▸ **DATASET CONTENT**
● ● ● ● ●
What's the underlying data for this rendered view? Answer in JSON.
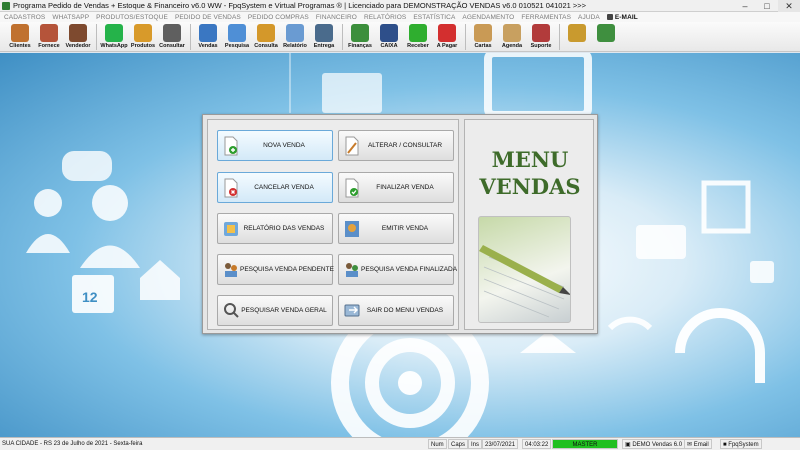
{
  "window": {
    "title": "Programa Pedido de Vendas + Estoque & Financeiro v6.0 WW - FpqSystem e Virtual Programas ® | Licenciado para  DEMONSTRAÇÃO VENDAS v6.0 010521 041021 >>>",
    "minimize": "–",
    "maximize": "□",
    "close": "✕"
  },
  "menubar": [
    "CADASTROS",
    "WHATSAPP",
    "PRODUTOS/ESTOQUE",
    "PEDIDO DE VENDAS",
    "PEDIDO COMPRAS",
    "FINANCEIRO",
    "RELATÓRIOS",
    "ESTATÍSTICA",
    "AGENDAMENTO",
    "FERRAMENTAS",
    "AJUDA"
  ],
  "menubar_email": "E-MAIL",
  "toolbar": [
    {
      "label": "Clientes",
      "icon": "clients-icon",
      "color": "#c0712f"
    },
    {
      "label": "Fornece",
      "icon": "supplier-icon",
      "color": "#b5543a"
    },
    {
      "label": "Vendedor",
      "icon": "seller-icon",
      "color": "#7e4a2f"
    },
    {
      "label": "WhatsApp",
      "icon": "whatsapp-icon",
      "color": "#25b34a"
    },
    {
      "label": "Produtos",
      "icon": "products-icon",
      "color": "#d89a2a"
    },
    {
      "label": "Consultar",
      "icon": "search-icon",
      "color": "#5f5f5f"
    },
    {
      "label": "Vendas",
      "icon": "sales-icon",
      "color": "#3a77c2"
    },
    {
      "label": "Pesquisa",
      "icon": "research-icon",
      "color": "#4f8fd6"
    },
    {
      "label": "Consulta",
      "icon": "query-icon",
      "color": "#d4982a"
    },
    {
      "label": "Relatório",
      "icon": "report-icon",
      "color": "#6a9bd2"
    },
    {
      "label": "Entrega",
      "icon": "delivery-icon",
      "color": "#4a6b8c"
    },
    {
      "label": "Finanças",
      "icon": "finance-icon",
      "color": "#3c8f3c"
    },
    {
      "label": "CAIXA",
      "icon": "cash-icon",
      "color": "#2e4f8a"
    },
    {
      "label": "Receber",
      "icon": "receive-icon",
      "color": "#2fae2f"
    },
    {
      "label": "A Pagar",
      "icon": "pay-icon",
      "color": "#d32f2f"
    },
    {
      "label": "Cartas",
      "icon": "letters-icon",
      "color": "#c99a55"
    },
    {
      "label": "Agenda",
      "icon": "agenda-icon",
      "color": "#c8a060"
    },
    {
      "label": "Suporte",
      "icon": "support-icon",
      "color": "#b23b3b"
    },
    {
      "label": "",
      "icon": "coins-icon",
      "color": "#c99a2e"
    },
    {
      "label": "",
      "icon": "exit-icon",
      "color": "#3f8f3f"
    }
  ],
  "menu_panel": {
    "heading_line1": "MENU",
    "heading_line2": "VENDAS",
    "buttons": [
      {
        "label": "NOVA VENDA",
        "icon": "new-sale-icon",
        "selected": true
      },
      {
        "label": "ALTERAR / CONSULTAR",
        "icon": "edit-pencil-icon",
        "selected": false
      },
      {
        "label": "CANCELAR VENDA",
        "icon": "cancel-sale-icon",
        "selected": true
      },
      {
        "label": "FINALIZAR VENDA",
        "icon": "finalize-sale-icon",
        "selected": false
      },
      {
        "label": "RELATÓRIO DAS VENDAS",
        "icon": "report-icon",
        "selected": false
      },
      {
        "label": "EMITIR VENDA",
        "icon": "emit-sale-icon",
        "selected": false
      },
      {
        "label": "PESQUISA VENDA PENDENTE",
        "icon": "pending-search-icon",
        "selected": false
      },
      {
        "label": "PESQUISA VENDA FINALIZADA",
        "icon": "finished-search-icon",
        "selected": false
      },
      {
        "label": "PESQUISAR VENDA GERAL",
        "icon": "general-search-icon",
        "selected": false
      },
      {
        "label": "SAIR DO MENU VENDAS",
        "icon": "exit-menu-icon",
        "selected": false
      }
    ]
  },
  "background_deco": {
    "calendar_day": "12"
  },
  "statusbar": {
    "city": "SUA CIDADE - RS 23 de Julho de 2021 - Sexta-feira",
    "num": "Num",
    "caps": "Caps",
    "ins": "Ins",
    "date": "23/07/2021",
    "time": "04:03:22",
    "master": "MASTER",
    "demo": "DEMO Vendas 6.0",
    "email": "Email",
    "brand": "FpqSystem"
  }
}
● ● ● ● ●
▸ **WHAT THE EXERCISE ASKS**
Copy the material above exactly and drop the pictures.

▸ **FULL RESPONSE**
What's the underlying data for this rendered view? Answer in JSON.
{
  "window": {
    "title": "Programa Pedido de Vendas + Estoque & Financeiro v6.0 WW - FpqSystem e Virtual Programas ® | Licenciado para  DEMONSTRAÇÃO VENDAS v6.0 010521 041021 >>>",
    "minimize": "–",
    "maximize": "□",
    "close": "✕"
  },
  "menubar": [
    "CADASTROS",
    "WHATSAPP",
    "PRODUTOS/ESTOQUE",
    "PEDIDO DE VENDAS",
    "PEDIDO COMPRAS",
    "FINANCEIRO",
    "RELATÓRIOS",
    "ESTATÍSTICA",
    "AGENDAMENTO",
    "FERRAMENTAS",
    "AJUDA"
  ],
  "menubar_email": "E-MAIL",
  "toolbar": [
    {
      "label": "Clientes",
      "icon": "clients-icon",
      "color": "#c0712f"
    },
    {
      "label": "Fornece",
      "icon": "supplier-icon",
      "color": "#b5543a"
    },
    {
      "label": "Vendedor",
      "icon": "seller-icon",
      "color": "#7e4a2f"
    },
    {
      "label": "WhatsApp",
      "icon": "whatsapp-icon",
      "color": "#25b34a"
    },
    {
      "label": "Produtos",
      "icon": "products-icon",
      "color": "#d89a2a"
    },
    {
      "label": "Consultar",
      "icon": "search-icon",
      "color": "#5f5f5f"
    },
    {
      "label": "Vendas",
      "icon": "sales-icon",
      "color": "#3a77c2"
    },
    {
      "label": "Pesquisa",
      "icon": "research-icon",
      "color": "#4f8fd6"
    },
    {
      "label": "Consulta",
      "icon": "query-icon",
      "color": "#d4982a"
    },
    {
      "label": "Relatório",
      "icon": "report-icon",
      "color": "#6a9bd2"
    },
    {
      "label": "Entrega",
      "icon": "delivery-icon",
      "color": "#4a6b8c"
    },
    {
      "label": "Finanças",
      "icon": "finance-icon",
      "color": "#3c8f3c"
    },
    {
      "label": "CAIXA",
      "icon": "cash-icon",
      "color": "#2e4f8a"
    },
    {
      "label": "Receber",
      "icon": "receive-icon",
      "color": "#2fae2f"
    },
    {
      "label": "A Pagar",
      "icon": "pay-icon",
      "color": "#d32f2f"
    },
    {
      "label": "Cartas",
      "icon": "letters-icon",
      "color": "#c99a55"
    },
    {
      "label": "Agenda",
      "icon": "agenda-icon",
      "color": "#c8a060"
    },
    {
      "label": "Suporte",
      "icon": "support-icon",
      "color": "#b23b3b"
    },
    {
      "label": "",
      "icon": "coins-icon",
      "color": "#c99a2e"
    },
    {
      "label": "",
      "icon": "exit-icon",
      "color": "#3f8f3f"
    }
  ],
  "menu_panel": {
    "heading_line1": "MENU",
    "heading_line2": "VENDAS",
    "buttons": [
      {
        "label": "NOVA VENDA",
        "icon": "new-sale-icon",
        "selected": true
      },
      {
        "label": "ALTERAR / CONSULTAR",
        "icon": "edit-pencil-icon",
        "selected": false
      },
      {
        "label": "CANCELAR VENDA",
        "icon": "cancel-sale-icon",
        "selected": true
      },
      {
        "label": "FINALIZAR VENDA",
        "icon": "finalize-sale-icon",
        "selected": false
      },
      {
        "label": "RELATÓRIO DAS VENDAS",
        "icon": "report-icon",
        "selected": false
      },
      {
        "label": "EMITIR VENDA",
        "icon": "emit-sale-icon",
        "selected": false
      },
      {
        "label": "PESQUISA VENDA PENDENTE",
        "icon": "pending-search-icon",
        "selected": false
      },
      {
        "label": "PESQUISA VENDA FINALIZADA",
        "icon": "finished-search-icon",
        "selected": false
      },
      {
        "label": "PESQUISAR VENDA GERAL",
        "icon": "general-search-icon",
        "selected": false
      },
      {
        "label": "SAIR DO MENU VENDAS",
        "icon": "exit-menu-icon",
        "selected": false
      }
    ]
  },
  "background_deco": {
    "calendar_day": "12"
  },
  "statusbar": {
    "city": "SUA CIDADE - RS 23 de Julho de 2021 - Sexta-feira",
    "num": "Num",
    "caps": "Caps",
    "ins": "Ins",
    "date": "23/07/2021",
    "time": "04:03:22",
    "master": "MASTER",
    "demo": "DEMO Vendas 6.0",
    "email": "Email",
    "brand": "FpqSystem"
  }
}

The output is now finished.